_SET PROBLEM_.
Arrange every line of the listing below as a Markdown table with the columns Row and Line, numbering each row and leaving out blank lines.

(Listings of boxed layout items)
--- BEGIN ---

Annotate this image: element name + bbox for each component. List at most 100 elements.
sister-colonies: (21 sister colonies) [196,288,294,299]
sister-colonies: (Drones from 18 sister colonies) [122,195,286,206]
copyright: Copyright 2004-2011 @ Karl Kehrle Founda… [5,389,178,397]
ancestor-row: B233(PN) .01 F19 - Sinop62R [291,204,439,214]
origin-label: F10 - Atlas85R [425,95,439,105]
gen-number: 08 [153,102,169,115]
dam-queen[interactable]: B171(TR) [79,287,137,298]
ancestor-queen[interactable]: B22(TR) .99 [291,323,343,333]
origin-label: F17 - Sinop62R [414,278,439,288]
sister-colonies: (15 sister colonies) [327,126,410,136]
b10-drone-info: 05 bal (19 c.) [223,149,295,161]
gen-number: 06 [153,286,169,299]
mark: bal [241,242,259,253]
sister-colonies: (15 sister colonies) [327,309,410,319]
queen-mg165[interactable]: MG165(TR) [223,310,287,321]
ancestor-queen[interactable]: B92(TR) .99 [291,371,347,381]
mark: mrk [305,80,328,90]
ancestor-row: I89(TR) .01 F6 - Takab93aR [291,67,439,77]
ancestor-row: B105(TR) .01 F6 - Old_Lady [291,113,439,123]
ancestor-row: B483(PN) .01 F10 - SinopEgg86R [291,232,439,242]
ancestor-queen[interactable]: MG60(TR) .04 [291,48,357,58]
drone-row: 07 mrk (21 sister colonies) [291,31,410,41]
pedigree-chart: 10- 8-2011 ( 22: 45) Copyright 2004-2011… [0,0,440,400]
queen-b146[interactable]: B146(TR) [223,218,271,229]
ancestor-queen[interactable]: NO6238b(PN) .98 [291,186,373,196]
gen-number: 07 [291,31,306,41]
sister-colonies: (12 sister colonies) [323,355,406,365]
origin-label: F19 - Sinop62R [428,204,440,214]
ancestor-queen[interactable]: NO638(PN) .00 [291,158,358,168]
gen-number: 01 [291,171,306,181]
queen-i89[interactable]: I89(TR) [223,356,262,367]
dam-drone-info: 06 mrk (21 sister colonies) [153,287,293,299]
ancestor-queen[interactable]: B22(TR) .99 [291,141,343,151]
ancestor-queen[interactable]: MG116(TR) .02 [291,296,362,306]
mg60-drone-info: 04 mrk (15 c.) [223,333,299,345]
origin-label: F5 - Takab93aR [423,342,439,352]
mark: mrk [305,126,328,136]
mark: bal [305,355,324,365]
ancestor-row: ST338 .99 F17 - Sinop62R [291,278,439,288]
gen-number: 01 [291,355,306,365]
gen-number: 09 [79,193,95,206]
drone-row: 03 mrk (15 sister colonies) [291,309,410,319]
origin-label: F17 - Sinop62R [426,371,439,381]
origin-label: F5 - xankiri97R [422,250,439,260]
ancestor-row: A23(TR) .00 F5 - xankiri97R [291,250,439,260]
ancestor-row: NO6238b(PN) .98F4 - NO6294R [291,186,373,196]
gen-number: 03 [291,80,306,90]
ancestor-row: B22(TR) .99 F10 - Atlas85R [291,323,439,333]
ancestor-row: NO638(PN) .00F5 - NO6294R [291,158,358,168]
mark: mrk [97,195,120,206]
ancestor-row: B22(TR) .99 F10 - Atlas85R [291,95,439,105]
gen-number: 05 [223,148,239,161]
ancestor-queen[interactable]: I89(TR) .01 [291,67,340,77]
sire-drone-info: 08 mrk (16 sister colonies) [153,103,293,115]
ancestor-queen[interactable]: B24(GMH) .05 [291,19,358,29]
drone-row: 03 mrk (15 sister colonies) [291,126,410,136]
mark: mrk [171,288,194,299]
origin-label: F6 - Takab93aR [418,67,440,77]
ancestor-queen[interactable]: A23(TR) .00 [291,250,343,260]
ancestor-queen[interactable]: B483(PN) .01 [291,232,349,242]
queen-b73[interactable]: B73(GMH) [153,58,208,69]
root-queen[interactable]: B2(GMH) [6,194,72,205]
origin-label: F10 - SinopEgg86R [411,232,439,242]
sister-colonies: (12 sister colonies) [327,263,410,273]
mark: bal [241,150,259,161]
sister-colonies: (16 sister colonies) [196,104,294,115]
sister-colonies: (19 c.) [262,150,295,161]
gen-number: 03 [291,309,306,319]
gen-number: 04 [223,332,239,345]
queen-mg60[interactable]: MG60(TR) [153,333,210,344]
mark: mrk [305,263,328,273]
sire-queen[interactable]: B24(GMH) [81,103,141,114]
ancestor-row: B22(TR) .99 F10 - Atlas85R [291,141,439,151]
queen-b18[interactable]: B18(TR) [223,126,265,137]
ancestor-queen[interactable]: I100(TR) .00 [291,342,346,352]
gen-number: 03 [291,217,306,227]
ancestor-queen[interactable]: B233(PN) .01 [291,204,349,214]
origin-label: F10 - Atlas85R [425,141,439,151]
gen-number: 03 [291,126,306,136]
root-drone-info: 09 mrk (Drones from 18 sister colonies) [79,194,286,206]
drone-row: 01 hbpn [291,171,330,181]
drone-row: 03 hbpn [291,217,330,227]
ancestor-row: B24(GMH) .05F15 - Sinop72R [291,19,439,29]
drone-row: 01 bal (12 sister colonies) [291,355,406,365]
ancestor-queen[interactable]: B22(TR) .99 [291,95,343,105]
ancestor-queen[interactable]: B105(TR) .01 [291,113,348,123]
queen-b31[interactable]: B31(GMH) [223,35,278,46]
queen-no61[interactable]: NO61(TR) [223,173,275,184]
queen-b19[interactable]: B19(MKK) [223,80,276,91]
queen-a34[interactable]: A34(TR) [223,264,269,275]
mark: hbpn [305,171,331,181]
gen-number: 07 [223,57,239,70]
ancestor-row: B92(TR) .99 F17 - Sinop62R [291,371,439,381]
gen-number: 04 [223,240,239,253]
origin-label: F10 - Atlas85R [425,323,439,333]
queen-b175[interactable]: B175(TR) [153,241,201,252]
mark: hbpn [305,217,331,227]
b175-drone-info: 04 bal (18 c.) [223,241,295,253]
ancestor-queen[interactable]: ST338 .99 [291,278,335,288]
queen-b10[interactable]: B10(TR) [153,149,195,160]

--- END ---

_RESPONSE TO THE EXERCISE_.
| Row | Line |
|---|---|
| 1 | Annotate this image: element name + bbox for each component. List at most 100 elements. |
| 2 | sister-colonies: (21 sister colonies) [196,288,294,299] |
| 3 | sister-colonies: (Drones from 18 sister colonies) [122,195,286,206] |
| 4 | copyright: Copyright 2004-2011 @ Karl Kehrle Founda… [5,389,178,397] |
| 5 | ancestor-row: B233(PN) .01 F19 - Sinop62R [291,204,439,214] |
| 6 | origin-label: F10 - Atlas85R [425,95,439,105] |
| 7 | gen-number: 08 [153,102,169,115] |
| 8 | dam-queen[interactable]: B171(TR) [79,287,137,298] |
| 9 | ancestor-queen[interactable]: B22(TR) .99 [291,323,343,333] |
| 10 | origin-label: F17 - Sinop62R [414,278,439,288] |
| 11 | sister-colonies: (15 sister colonies) [327,126,410,136] |
| 12 | b10-drone-info: 05 bal (19 c.) [223,149,295,161] |
| 13 | gen-number: 06 [153,286,169,299] |
| 14 | mark: bal [241,242,259,253] |
| 15 | sister-colonies: (15 sister colonies) [327,309,410,319] |
| 16 | queen-mg165[interactable]: MG165(TR) [223,310,287,321] |
| 17 | ancestor-queen[interactable]: B92(TR) .99 [291,371,347,381] |
| 18 | mark: mrk [305,80,328,90] |
| 19 | ancestor-row: I89(TR) .01 F6 - Takab93aR [291,67,439,77] |
| 20 | ancestor-row: B105(TR) .01 F6 - Old_Lady [291,113,439,123] |
| 21 | ancestor-row: B483(PN) .01 F10 - SinopEgg86R [291,232,439,242] |
| 22 | ancestor-queen[interactable]: MG60(TR) .04 [291,48,357,58] |
| 23 | drone-row: 07 mrk (21 sister colonies) [291,31,410,41] |
| 24 | pedigree-chart: 10- 8-2011 ( 22: 45) Copyright 2004-2011… [0,0,440,400] |
| 25 | queen-b146[interactable]: B146(TR) [223,218,271,229] |
| 26 | ancestor-queen[interactable]: NO6238b(PN) .98 [291,186,373,196] |
| 27 | gen-number: 07 [291,31,306,41] |
| 28 | sister-colonies: (12 sister colonies) [323,355,406,365] |
| 29 | origin-label: F19 - Sinop62R [428,204,440,214] |
| 30 | ancestor-queen[interactable]: NO638(PN) .00 [291,158,358,168] |
| 31 | gen-number: 01 [291,171,306,181] |
| 32 | queen-i89[interactable]: I89(TR) [223,356,262,367] |
| 33 | dam-drone-info: 06 mrk (21 sister colonies) [153,287,293,299] |
| 34 | ancestor-queen[interactable]: B22(TR) .99 [291,141,343,151] |
| 35 | ancestor-queen[interactable]: MG116(TR) .02 [291,296,362,306] |
| 36 | mg60-drone-info: 04 mrk (15 c.) [223,333,299,345] |
| 37 | origin-label: F5 - Takab93aR [423,342,439,352] |
| 38 | mark: mrk [305,126,328,136] |
| 39 | mark: bal [305,355,324,365] |
| 40 | ancestor-row: ST338 .99 F17 - Sinop62R [291,278,439,288] |
| 41 | gen-number: 01 [291,355,306,365] |
| 42 | gen-number: 09 [79,193,95,206] |
| 43 | drone-row: 03 mrk (15 sister colonies) [291,309,410,319] |
| 44 | origin-label: F17 - Sinop62R [426,371,439,381] |
| 45 | origin-label: F5 - xankiri97R [422,250,439,260] |
| 46 | ancestor-row: A23(TR) .00 F5 - xankiri97R [291,250,439,260] |
| 47 | ancestor-row: NO6238b(PN) .98F4 - NO6294R [291,186,373,196] |
| 48 | gen-number: 03 [291,80,306,90] |
| 49 | ancestor-row: B22(TR) .99 F10 - Atlas85R [291,323,439,333] |
| 50 | ancestor-row: NO638(PN) .00F5 - NO6294R [291,158,358,168] |
| 51 | mark: mrk [97,195,120,206] |
| 52 | ancestor-row: B22(TR) .99 F10 - Atlas85R [291,95,439,105] |
| 53 | gen-number: 05 [223,148,239,161] |
| 54 | ancestor-queen[interactable]: I89(TR) .01 [291,67,340,77] |
| 55 | sire-drone-info: 08 mrk (16 sister colonies) [153,103,293,115] |
| 56 | ancestor-queen[interactable]: B24(GMH) .05 [291,19,358,29] |
| 57 | drone-row: 03 mrk (15 sister colonies) [291,126,410,136] |
| 58 | mark: mrk [171,288,194,299] |
| 59 | origin-label: F6 - Takab93aR [418,67,440,77] |
| 60 | ancestor-queen[interactable]: A23(TR) .00 [291,250,343,260] |
| 61 | ancestor-queen[interactable]: B483(PN) .01 [291,232,349,242] |
| 62 | queen-b73[interactable]: B73(GMH) [153,58,208,69] |
| 63 | root-queen[interactable]: B2(GMH) [6,194,72,205] |
| 64 | origin-label: F10 - SinopEgg86R [411,232,439,242] |
| 65 | sister-colonies: (12 sister colonies) [327,263,410,273] |
| 66 | mark: bal [241,150,259,161] |
| 67 | sister-colonies: (16 sister colonies) [196,104,294,115] |
| 68 | sister-colonies: (19 c.) [262,150,295,161] |
| 69 | gen-number: 03 [291,309,306,319] |
| 70 | gen-number: 04 [223,332,239,345] |
| 71 | queen-mg60[interactable]: MG60(TR) [153,333,210,344] |
| 72 | mark: mrk [305,263,328,273] |
| 73 | sire-queen[interactable]: B24(GMH) [81,103,141,114] |
| 74 | ancestor-row: B22(TR) .99 F10 - Atlas85R [291,141,439,151] |
| 75 | queen-b18[interactable]: B18(TR) [223,126,265,137] |
| 76 | ancestor-queen[interactable]: I100(TR) .00 [291,342,346,352] |
| 77 | gen-number: 03 [291,217,306,227] |
| 78 | ancestor-queen[interactable]: B233(PN) .01 [291,204,349,214] |
| 79 | origin-label: F10 - Atlas85R [425,141,439,151] |
| 80 | gen-number: 03 [291,126,306,136] |
| 81 | root-drone-info: 09 mrk (Drones from 18 sister colonies) [79,194,286,206] |
| 82 | drone-row: 01 hbpn [291,171,330,181] |
| 83 | drone-row: 03 hbpn [291,217,330,227] |
| 84 | ancestor-row: B24(GMH) .05F15 - Sinop72R [291,19,439,29] |
| 85 | drone-row: 01 bal (12 sister colonies) [291,355,406,365] |
| 86 | ancestor-queen[interactable]: B22(TR) .99 [291,95,343,105] |
| 87 | ancestor-queen[interactable]: B105(TR) .01 [291,113,348,123] |
| 88 | queen-b31[interactable]: B31(GMH) [223,35,278,46] |
| 89 | queen-no61[interactable]: NO61(TR) [223,173,275,184] |
| 90 | queen-b19[interactable]: B19(MKK) [223,80,276,91] |
| 91 | queen-a34[interactable]: A34(TR) [223,264,269,275] |
| 92 | mark: hbpn [305,171,331,181] |
| 93 | gen-number: 07 [223,57,239,70] |
| 94 | ancestor-row: B92(TR) .99 F17 - Sinop62R [291,371,439,381] |
| 95 | gen-number: 04 [223,240,239,253] |
| 96 | origin-label: F10 - Atlas85R [425,323,439,333] |
| 97 | queen-b175[interactable]: B175(TR) [153,241,201,252] |
| 98 | mark: hbpn [305,217,331,227] |
| 99 | b175-drone-info: 04 bal (18 c.) [223,241,295,253] |
| 100 | ancestor-queen[interactable]: ST338 .99 [291,278,335,288] |
| 101 | queen-b10[interactable]: B10(TR) [153,149,195,160] |